Task material:
==========

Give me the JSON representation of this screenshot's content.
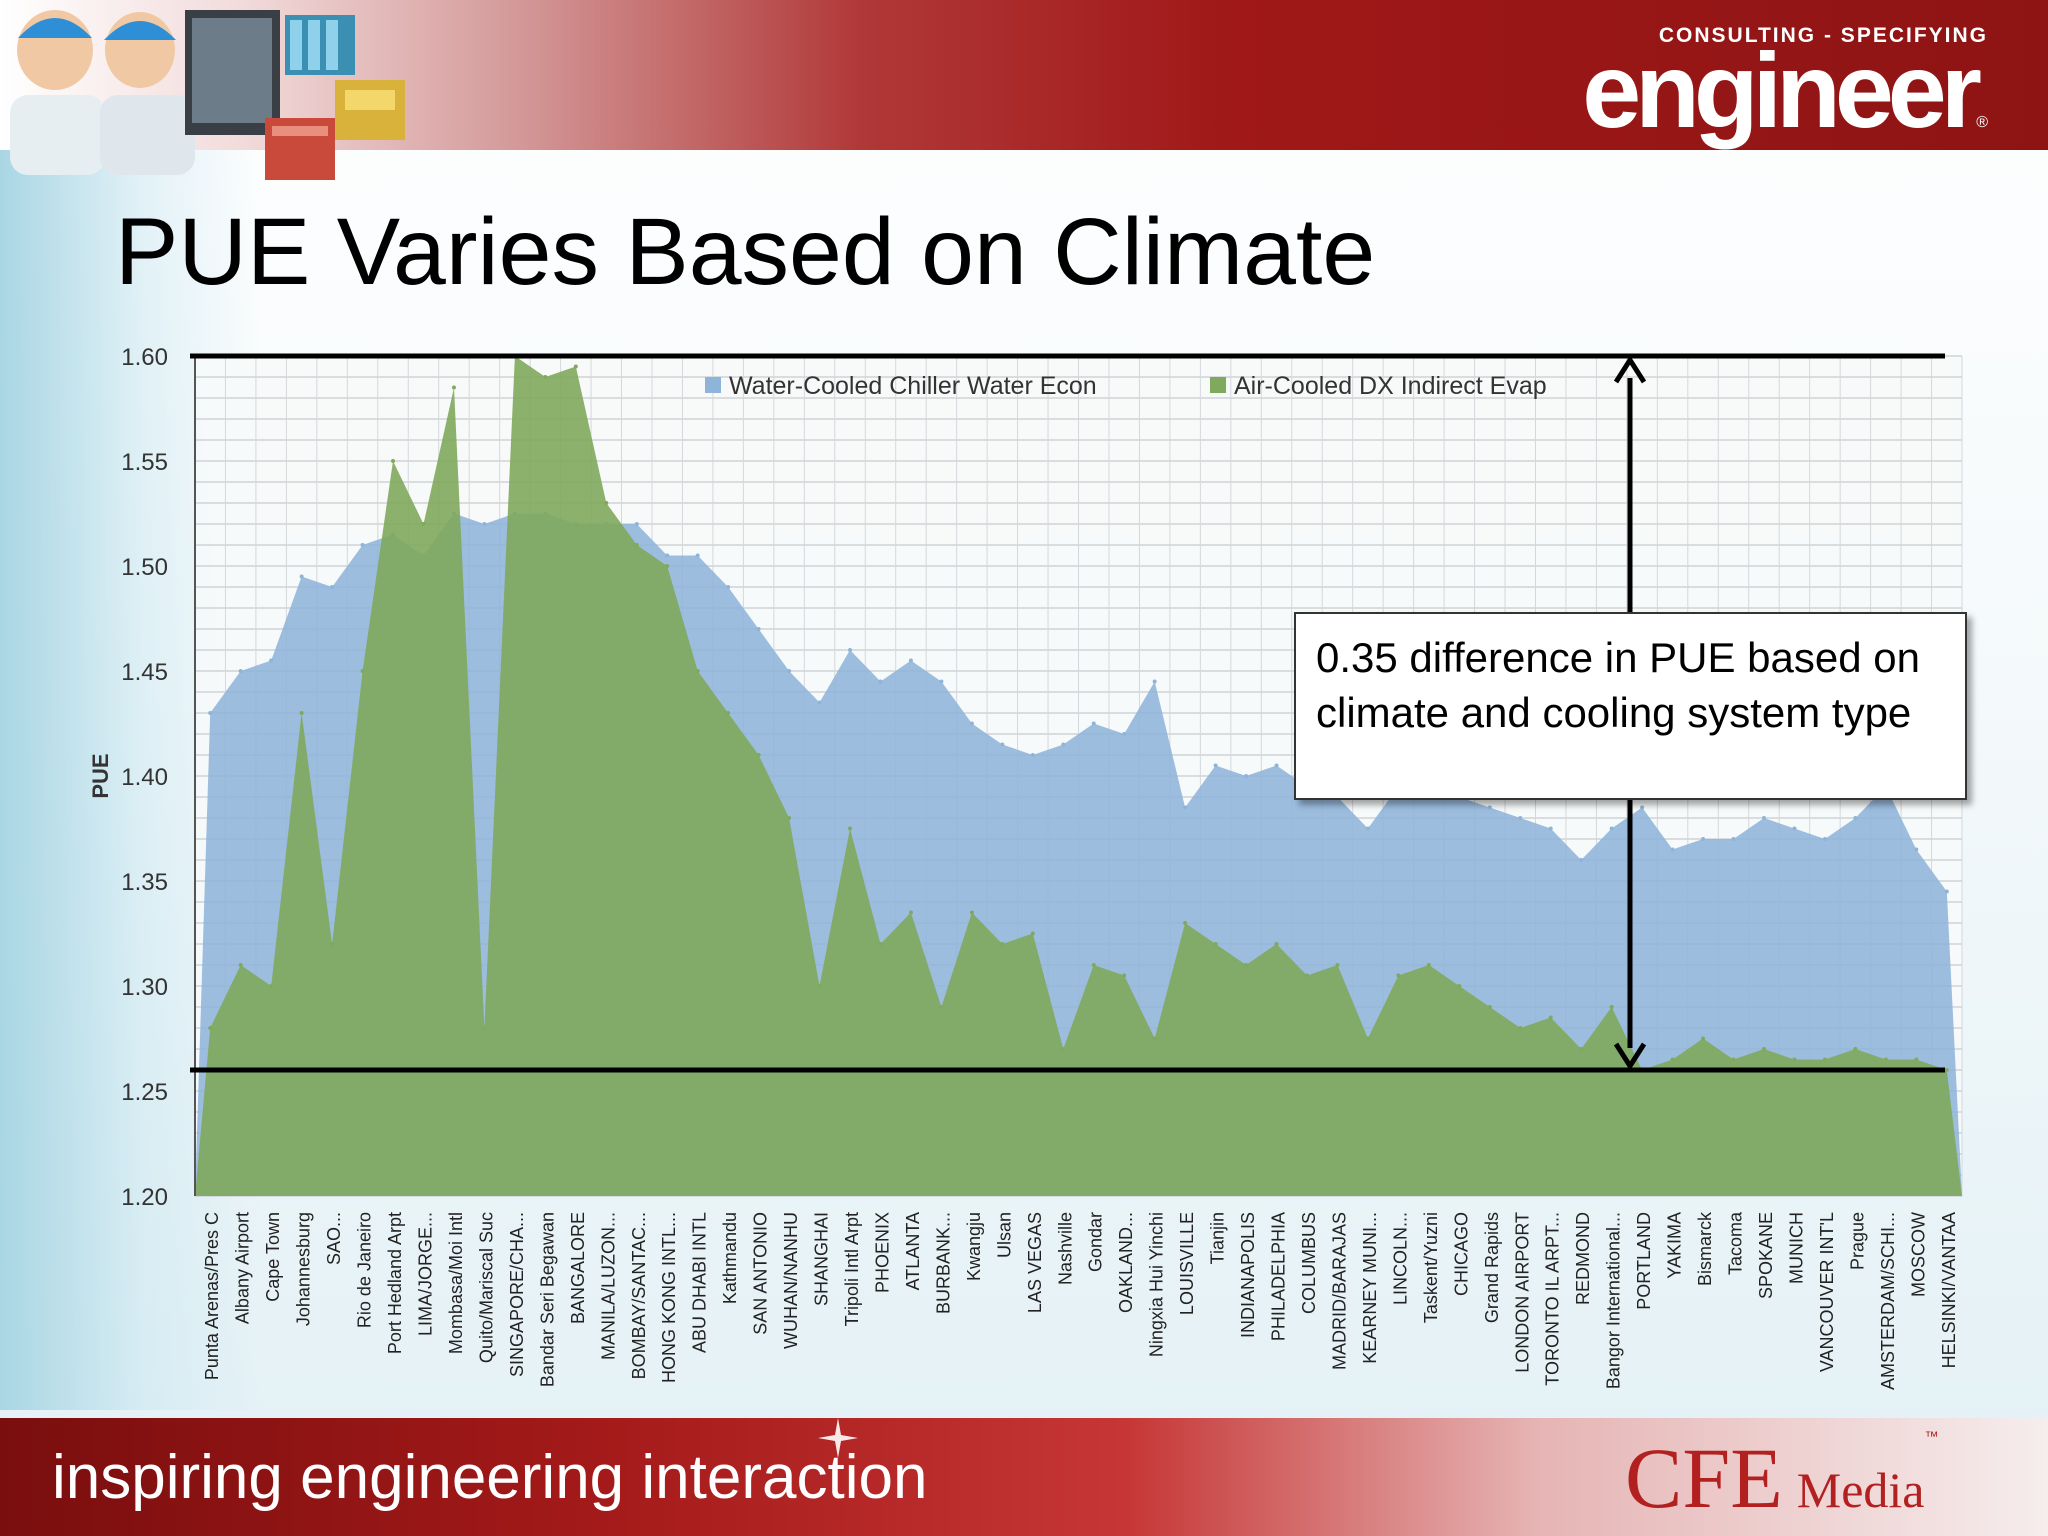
{
  "slide": {
    "title": "PUE Varies Based on Climate",
    "brand": {
      "top": "CONSULTING - SPECIFYING",
      "main": "engineer",
      "reg": "®"
    },
    "callout": "0.35 difference in PUE based on climate and cooling system type",
    "footer": {
      "tagline": "inspiring engineering interaction",
      "logo_cfe": "CFE",
      "logo_media": "Media",
      "logo_tm": "™"
    },
    "colors": {
      "accent_red": "#a01818",
      "series_blue": "#8fb4d9",
      "series_green": "#7fa95c"
    }
  },
  "chart_data": {
    "type": "area",
    "ylabel": "PUE",
    "ylim": [
      1.2,
      1.6
    ],
    "yticks": [
      "1.20",
      "1.25",
      "1.30",
      "1.35",
      "1.40",
      "1.45",
      "1.50",
      "1.55",
      "1.60"
    ],
    "grid": true,
    "legend_position": "top-center",
    "x": [
      "Punta Arenas/Pres C",
      "Albany Airport",
      "Cape Town",
      "Johannesburg",
      "SAO...",
      "Rio de Janeiro",
      "Port Hedland Arpt",
      "LIMA/JORGE...",
      "Mombasa/Moi Intl",
      "Quito/Mariscal Suc",
      "SINGAPORE/CHA...",
      "Bandar Seri Begawan",
      "BANGALORE",
      "MANILA/LUZON...",
      "BOMBAY/SANTAC...",
      "HONG KONG INTL...",
      "ABU DHABI INTL",
      "Kathmandu",
      "SAN ANTONIO",
      "WUHAN/NANHU",
      "SHANGHAI",
      "Tripoli Intl Arpt",
      "PHOENIX",
      "ATLANTA",
      "BURBANK...",
      "Kwangju",
      "Ulsan",
      "LAS VEGAS",
      "Nashville",
      "Gondar",
      "OAKLAND...",
      "Ningxia Hui Yinchi",
      "LOUISVILLE",
      "Tianjin",
      "INDIANAPOLIS",
      "PHILADELPHIA",
      "COLUMBUS",
      "MADRID/BARAJAS",
      "KEARNEY MUNI...",
      "LINCOLN...",
      "Taskent/Yuzni",
      "CHICAGO",
      "Grand Rapids",
      "LONDON AIRPORT",
      "TORONTO IL ARPT...",
      "REDMOND",
      "Bangor International...",
      "PORTLAND",
      "YAKIMA",
      "Bismarck",
      "Tacoma",
      "SPOKANE",
      "MUNICH",
      "VANCOUVER INT'L",
      "Prague",
      "AMSTERDAM/SCHI...",
      "MOSCOW",
      "HELSINKI/VANTAA"
    ],
    "series": [
      {
        "name": "Water-Cooled Chiller Water Econ",
        "color": "#8fb4d9",
        "values": [
          1.43,
          1.45,
          1.455,
          1.495,
          1.49,
          1.51,
          1.515,
          1.505,
          1.525,
          1.52,
          1.525,
          1.525,
          1.52,
          1.52,
          1.52,
          1.505,
          1.505,
          1.49,
          1.47,
          1.45,
          1.435,
          1.46,
          1.445,
          1.455,
          1.445,
          1.425,
          1.415,
          1.41,
          1.415,
          1.425,
          1.42,
          1.445,
          1.385,
          1.405,
          1.4,
          1.405,
          1.395,
          1.39,
          1.375,
          1.395,
          1.39,
          1.39,
          1.385,
          1.38,
          1.375,
          1.36,
          1.375,
          1.385,
          1.365,
          1.37,
          1.37,
          1.38,
          1.375,
          1.37,
          1.38,
          1.395,
          1.365,
          1.345
        ]
      },
      {
        "name": "Air-Cooled DX Indirect Evap",
        "color": "#7fa95c",
        "values": [
          1.28,
          1.31,
          1.3,
          1.43,
          1.32,
          1.45,
          1.55,
          1.52,
          1.585,
          1.28,
          1.6,
          1.59,
          1.595,
          1.53,
          1.51,
          1.5,
          1.45,
          1.43,
          1.41,
          1.38,
          1.3,
          1.375,
          1.32,
          1.335,
          1.29,
          1.335,
          1.32,
          1.325,
          1.27,
          1.31,
          1.305,
          1.275,
          1.33,
          1.32,
          1.31,
          1.32,
          1.305,
          1.31,
          1.275,
          1.305,
          1.31,
          1.3,
          1.29,
          1.28,
          1.285,
          1.27,
          1.29,
          1.26,
          1.265,
          1.275,
          1.265,
          1.27,
          1.265,
          1.265,
          1.27,
          1.265,
          1.265,
          1.26
        ]
      }
    ],
    "annotation": {
      "text": "0.35 difference in PUE based on climate and cooling system type",
      "from": 1.26,
      "to": 1.6,
      "reference_lines": [
        1.6,
        1.26
      ]
    }
  }
}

==========

Given problem: What you return should match the records above word for word, minus the pictures.

Solution for this exercise:
Give me the JSON representation of this screenshot's content.
{
  "slide": {
    "title": "PUE Varies Based on Climate",
    "brand": {
      "top": "CONSULTING - SPECIFYING",
      "main": "engineer",
      "reg": "®"
    },
    "callout": "0.35 difference in PUE based on climate and cooling system type",
    "footer": {
      "tagline": "inspiring engineering interaction",
      "logo_cfe": "CFE",
      "logo_media": "Media",
      "logo_tm": "™"
    },
    "colors": {
      "accent_red": "#a01818",
      "series_blue": "#8fb4d9",
      "series_green": "#7fa95c"
    }
  },
  "chart_data": {
    "type": "area",
    "ylabel": "PUE",
    "ylim": [
      1.2,
      1.6
    ],
    "yticks": [
      "1.20",
      "1.25",
      "1.30",
      "1.35",
      "1.40",
      "1.45",
      "1.50",
      "1.55",
      "1.60"
    ],
    "grid": true,
    "legend_position": "top-center",
    "x": [
      "Punta Arenas/Pres C",
      "Albany Airport",
      "Cape Town",
      "Johannesburg",
      "SAO...",
      "Rio de Janeiro",
      "Port Hedland Arpt",
      "LIMA/JORGE...",
      "Mombasa/Moi Intl",
      "Quito/Mariscal Suc",
      "SINGAPORE/CHA...",
      "Bandar Seri Begawan",
      "BANGALORE",
      "MANILA/LUZON...",
      "BOMBAY/SANTAC...",
      "HONG KONG INTL...",
      "ABU DHABI INTL",
      "Kathmandu",
      "SAN ANTONIO",
      "WUHAN/NANHU",
      "SHANGHAI",
      "Tripoli Intl Arpt",
      "PHOENIX",
      "ATLANTA",
      "BURBANK...",
      "Kwangju",
      "Ulsan",
      "LAS VEGAS",
      "Nashville",
      "Gondar",
      "OAKLAND...",
      "Ningxia Hui Yinchi",
      "LOUISVILLE",
      "Tianjin",
      "INDIANAPOLIS",
      "PHILADELPHIA",
      "COLUMBUS",
      "MADRID/BARAJAS",
      "KEARNEY MUNI...",
      "LINCOLN...",
      "Taskent/Yuzni",
      "CHICAGO",
      "Grand Rapids",
      "LONDON AIRPORT",
      "TORONTO IL ARPT...",
      "REDMOND",
      "Bangor International...",
      "PORTLAND",
      "YAKIMA",
      "Bismarck",
      "Tacoma",
      "SPOKANE",
      "MUNICH",
      "VANCOUVER INT'L",
      "Prague",
      "AMSTERDAM/SCHI...",
      "MOSCOW",
      "HELSINKI/VANTAA"
    ],
    "series": [
      {
        "name": "Water-Cooled Chiller Water Econ",
        "color": "#8fb4d9",
        "values": [
          1.43,
          1.45,
          1.455,
          1.495,
          1.49,
          1.51,
          1.515,
          1.505,
          1.525,
          1.52,
          1.525,
          1.525,
          1.52,
          1.52,
          1.52,
          1.505,
          1.505,
          1.49,
          1.47,
          1.45,
          1.435,
          1.46,
          1.445,
          1.455,
          1.445,
          1.425,
          1.415,
          1.41,
          1.415,
          1.425,
          1.42,
          1.445,
          1.385,
          1.405,
          1.4,
          1.405,
          1.395,
          1.39,
          1.375,
          1.395,
          1.39,
          1.39,
          1.385,
          1.38,
          1.375,
          1.36,
          1.375,
          1.385,
          1.365,
          1.37,
          1.37,
          1.38,
          1.375,
          1.37,
          1.38,
          1.395,
          1.365,
          1.345
        ]
      },
      {
        "name": "Air-Cooled DX Indirect Evap",
        "color": "#7fa95c",
        "values": [
          1.28,
          1.31,
          1.3,
          1.43,
          1.32,
          1.45,
          1.55,
          1.52,
          1.585,
          1.28,
          1.6,
          1.59,
          1.595,
          1.53,
          1.51,
          1.5,
          1.45,
          1.43,
          1.41,
          1.38,
          1.3,
          1.375,
          1.32,
          1.335,
          1.29,
          1.335,
          1.32,
          1.325,
          1.27,
          1.31,
          1.305,
          1.275,
          1.33,
          1.32,
          1.31,
          1.32,
          1.305,
          1.31,
          1.275,
          1.305,
          1.31,
          1.3,
          1.29,
          1.28,
          1.285,
          1.27,
          1.29,
          1.26,
          1.265,
          1.275,
          1.265,
          1.27,
          1.265,
          1.265,
          1.27,
          1.265,
          1.265,
          1.26
        ]
      }
    ],
    "annotation": {
      "text": "0.35 difference in PUE based on climate and cooling system type",
      "from": 1.26,
      "to": 1.6,
      "reference_lines": [
        1.6,
        1.26
      ]
    }
  }
}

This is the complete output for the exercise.